▶ [WRITTEN TASK]
Look through the data below. Collect every line where the word "Musical" occurs.

▶ [STORED ROWS]

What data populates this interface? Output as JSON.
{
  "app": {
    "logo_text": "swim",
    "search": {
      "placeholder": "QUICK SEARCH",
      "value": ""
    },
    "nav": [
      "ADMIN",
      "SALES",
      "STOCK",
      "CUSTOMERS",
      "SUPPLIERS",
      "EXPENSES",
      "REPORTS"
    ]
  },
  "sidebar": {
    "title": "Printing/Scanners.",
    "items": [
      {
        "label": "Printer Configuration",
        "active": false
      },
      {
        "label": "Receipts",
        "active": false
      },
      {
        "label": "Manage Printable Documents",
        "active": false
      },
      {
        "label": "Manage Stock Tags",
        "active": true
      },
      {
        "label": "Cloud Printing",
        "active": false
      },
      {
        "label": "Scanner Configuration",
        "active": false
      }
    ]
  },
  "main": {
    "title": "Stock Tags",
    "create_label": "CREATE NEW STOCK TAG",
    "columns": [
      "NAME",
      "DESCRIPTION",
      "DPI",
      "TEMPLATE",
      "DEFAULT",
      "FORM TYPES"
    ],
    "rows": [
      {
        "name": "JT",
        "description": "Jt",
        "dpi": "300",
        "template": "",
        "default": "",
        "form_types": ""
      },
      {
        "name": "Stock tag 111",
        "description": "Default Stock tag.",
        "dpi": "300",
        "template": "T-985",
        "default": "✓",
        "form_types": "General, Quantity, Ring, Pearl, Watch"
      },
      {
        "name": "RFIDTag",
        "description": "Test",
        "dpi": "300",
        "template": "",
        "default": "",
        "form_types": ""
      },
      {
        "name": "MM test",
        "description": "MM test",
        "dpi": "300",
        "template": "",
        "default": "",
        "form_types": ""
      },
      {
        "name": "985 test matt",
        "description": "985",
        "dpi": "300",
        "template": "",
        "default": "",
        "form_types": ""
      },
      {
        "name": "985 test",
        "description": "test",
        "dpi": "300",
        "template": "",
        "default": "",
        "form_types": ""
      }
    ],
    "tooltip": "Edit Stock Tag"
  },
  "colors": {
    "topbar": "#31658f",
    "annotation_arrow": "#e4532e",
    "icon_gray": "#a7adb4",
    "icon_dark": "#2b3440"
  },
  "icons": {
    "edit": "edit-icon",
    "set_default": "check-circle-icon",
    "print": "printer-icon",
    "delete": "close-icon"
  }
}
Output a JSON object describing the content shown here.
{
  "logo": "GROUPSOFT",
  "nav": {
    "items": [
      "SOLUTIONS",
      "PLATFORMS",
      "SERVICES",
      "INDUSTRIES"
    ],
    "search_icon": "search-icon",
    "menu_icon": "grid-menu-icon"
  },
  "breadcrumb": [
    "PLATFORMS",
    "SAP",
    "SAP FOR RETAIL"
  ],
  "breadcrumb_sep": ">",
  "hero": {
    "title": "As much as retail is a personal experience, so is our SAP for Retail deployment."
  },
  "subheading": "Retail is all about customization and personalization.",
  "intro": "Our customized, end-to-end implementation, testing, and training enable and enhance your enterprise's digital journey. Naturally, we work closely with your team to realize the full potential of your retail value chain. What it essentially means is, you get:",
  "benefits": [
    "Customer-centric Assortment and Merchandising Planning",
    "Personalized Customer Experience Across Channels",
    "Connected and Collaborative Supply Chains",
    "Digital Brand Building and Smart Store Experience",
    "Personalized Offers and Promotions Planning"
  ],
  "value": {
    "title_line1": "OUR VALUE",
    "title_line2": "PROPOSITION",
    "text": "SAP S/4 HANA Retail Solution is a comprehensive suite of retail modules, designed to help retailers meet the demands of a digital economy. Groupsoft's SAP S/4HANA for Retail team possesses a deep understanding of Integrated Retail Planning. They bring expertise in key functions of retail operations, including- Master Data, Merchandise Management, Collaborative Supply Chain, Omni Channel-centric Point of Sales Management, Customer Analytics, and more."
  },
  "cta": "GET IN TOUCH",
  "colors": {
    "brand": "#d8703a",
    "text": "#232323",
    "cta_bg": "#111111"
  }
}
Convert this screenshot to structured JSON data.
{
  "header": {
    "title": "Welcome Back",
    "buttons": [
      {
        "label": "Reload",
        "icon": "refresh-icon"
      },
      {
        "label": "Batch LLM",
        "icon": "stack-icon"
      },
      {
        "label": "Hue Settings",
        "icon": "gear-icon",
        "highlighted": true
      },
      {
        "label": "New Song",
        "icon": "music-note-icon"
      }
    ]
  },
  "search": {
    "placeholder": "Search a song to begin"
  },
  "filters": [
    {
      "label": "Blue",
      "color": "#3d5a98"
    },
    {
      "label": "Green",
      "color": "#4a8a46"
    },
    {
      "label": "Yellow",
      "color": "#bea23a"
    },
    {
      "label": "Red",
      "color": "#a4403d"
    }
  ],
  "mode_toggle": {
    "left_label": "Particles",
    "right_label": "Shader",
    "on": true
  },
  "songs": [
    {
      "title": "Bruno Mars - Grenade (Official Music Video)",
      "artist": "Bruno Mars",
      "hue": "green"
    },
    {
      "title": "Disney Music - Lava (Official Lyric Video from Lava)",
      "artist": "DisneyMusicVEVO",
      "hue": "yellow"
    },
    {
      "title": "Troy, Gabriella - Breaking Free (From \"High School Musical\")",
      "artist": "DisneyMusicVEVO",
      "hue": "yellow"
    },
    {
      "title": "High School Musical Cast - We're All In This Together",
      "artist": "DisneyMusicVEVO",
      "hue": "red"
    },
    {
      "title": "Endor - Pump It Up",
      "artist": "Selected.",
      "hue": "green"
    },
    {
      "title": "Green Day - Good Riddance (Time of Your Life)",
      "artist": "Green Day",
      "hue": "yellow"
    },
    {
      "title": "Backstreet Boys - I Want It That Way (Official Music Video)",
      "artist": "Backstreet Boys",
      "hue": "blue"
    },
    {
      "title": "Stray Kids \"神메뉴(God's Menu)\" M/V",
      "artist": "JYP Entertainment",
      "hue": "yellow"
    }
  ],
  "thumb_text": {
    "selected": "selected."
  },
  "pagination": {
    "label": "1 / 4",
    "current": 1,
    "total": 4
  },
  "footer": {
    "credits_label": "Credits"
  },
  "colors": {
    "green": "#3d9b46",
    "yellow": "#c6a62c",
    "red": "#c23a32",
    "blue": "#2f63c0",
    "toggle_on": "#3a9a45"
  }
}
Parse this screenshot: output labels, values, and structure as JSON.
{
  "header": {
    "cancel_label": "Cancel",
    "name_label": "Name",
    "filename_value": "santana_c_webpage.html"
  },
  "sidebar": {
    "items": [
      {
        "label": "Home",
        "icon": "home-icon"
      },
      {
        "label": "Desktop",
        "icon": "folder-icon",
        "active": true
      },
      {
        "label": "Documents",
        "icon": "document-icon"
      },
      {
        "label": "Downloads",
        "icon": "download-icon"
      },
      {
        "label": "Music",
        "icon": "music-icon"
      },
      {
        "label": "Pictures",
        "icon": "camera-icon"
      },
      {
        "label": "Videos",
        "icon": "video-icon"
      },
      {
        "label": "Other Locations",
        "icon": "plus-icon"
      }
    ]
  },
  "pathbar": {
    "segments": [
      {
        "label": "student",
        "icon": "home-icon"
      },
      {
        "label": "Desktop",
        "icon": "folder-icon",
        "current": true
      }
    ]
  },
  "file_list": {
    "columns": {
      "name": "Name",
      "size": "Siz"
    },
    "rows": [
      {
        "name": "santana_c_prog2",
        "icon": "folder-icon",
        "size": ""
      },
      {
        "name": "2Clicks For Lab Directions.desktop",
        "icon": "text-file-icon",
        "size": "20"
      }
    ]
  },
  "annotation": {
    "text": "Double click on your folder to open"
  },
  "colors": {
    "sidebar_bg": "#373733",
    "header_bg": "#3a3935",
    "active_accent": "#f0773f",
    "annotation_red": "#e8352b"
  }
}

▶ [WRITTEN ANSWER]
      "title": "Troy, Gabriella - Breaking Free (From \"High School Musical\")",
      "title": "High School Musical Cast - We're All In This Together",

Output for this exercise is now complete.